▸ **Written exercise**
Copy, in full, each line of the material that holds the word "Обеспечение".

▸ **Dataset rows**

______________________________

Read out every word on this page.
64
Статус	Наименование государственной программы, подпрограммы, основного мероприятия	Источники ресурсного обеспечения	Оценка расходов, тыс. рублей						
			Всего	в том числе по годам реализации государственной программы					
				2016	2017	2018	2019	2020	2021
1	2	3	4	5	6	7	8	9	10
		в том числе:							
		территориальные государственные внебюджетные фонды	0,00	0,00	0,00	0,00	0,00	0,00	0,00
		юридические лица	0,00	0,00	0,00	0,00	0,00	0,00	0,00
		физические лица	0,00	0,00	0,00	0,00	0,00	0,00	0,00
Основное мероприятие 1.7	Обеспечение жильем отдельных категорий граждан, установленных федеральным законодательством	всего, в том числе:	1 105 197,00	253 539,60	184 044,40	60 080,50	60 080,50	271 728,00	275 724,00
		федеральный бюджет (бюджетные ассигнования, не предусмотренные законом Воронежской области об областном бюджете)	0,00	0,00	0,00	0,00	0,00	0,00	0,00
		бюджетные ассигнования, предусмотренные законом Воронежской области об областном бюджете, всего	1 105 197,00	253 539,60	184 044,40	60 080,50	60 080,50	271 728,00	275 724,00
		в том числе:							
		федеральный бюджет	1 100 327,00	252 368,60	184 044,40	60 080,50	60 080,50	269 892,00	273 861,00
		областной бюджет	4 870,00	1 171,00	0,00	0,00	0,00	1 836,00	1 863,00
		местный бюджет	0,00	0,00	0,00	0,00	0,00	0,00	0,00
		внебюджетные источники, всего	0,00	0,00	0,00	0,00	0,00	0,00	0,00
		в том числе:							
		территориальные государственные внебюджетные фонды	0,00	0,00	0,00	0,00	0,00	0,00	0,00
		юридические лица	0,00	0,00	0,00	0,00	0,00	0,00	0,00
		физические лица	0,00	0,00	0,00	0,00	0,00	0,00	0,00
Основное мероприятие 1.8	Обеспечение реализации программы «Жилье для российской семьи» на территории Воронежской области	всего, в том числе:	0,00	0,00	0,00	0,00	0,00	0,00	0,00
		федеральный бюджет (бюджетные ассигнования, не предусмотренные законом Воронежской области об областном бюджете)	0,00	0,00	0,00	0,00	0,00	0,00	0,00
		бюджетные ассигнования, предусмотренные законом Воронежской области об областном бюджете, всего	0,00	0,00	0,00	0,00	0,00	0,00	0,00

______________________________

▸ **Result of the task**
Основное мероприятие 1.7	Обеспечение жильем отдельных категорий граждан, установленных федеральным законодательством	всего, в том числе:	1 105 197,00	253 539,60	184 044,40	60 080,50	60 080,50	271 728,00	275 724,00
Основное мероприятие 1.8	Обеспечение реализации программы «Жилье для российской семьи» на территории Воронежской области	всего, в том числе:	0,00	0,00	0,00	0,00	0,00	0,00	0,00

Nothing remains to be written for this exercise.